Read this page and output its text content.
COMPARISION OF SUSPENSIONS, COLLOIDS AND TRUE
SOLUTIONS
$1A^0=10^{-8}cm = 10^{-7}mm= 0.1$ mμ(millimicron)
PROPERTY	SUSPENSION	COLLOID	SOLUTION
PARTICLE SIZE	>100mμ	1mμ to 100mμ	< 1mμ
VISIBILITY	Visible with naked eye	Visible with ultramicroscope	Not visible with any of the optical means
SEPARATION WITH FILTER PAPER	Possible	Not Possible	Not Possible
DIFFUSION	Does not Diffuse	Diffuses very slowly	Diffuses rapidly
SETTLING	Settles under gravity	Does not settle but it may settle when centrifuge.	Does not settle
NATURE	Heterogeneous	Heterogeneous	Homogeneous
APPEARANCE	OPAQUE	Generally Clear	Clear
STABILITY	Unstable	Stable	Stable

### Exercise task
Reproduce each record shown above without altering a single word.

### Result
Read this page and output its text content.
COMPARISION OF SUSPENSIONS, COLLOIDS AND TRUE
SOLUTIONS
$1A^0=10^{-8}cm = 10^{-7}mm= 0.1$ mμ(millimicron)
PROPERTY	SUSPENSION	COLLOID	SOLUTION
PARTICLE SIZE	>100mμ	1mμ to 100mμ	< 1mμ
VISIBILITY	Visible with naked eye	Visible with ultramicroscope	Not visible with any of the optical means
SEPARATION WITH FILTER PAPER	Possible	Not Possible	Not Possible
DIFFUSION	Does not Diffuse	Diffuses very slowly	Diffuses rapidly
SETTLING	Settles under gravity	Does not settle but it may settle when centrifuge.	Does not settle
NATURE	Heterogeneous	Heterogeneous	Homogeneous
APPEARANCE	OPAQUE	Generally Clear	Clear
STABILITY	Unstable	Stable	Stable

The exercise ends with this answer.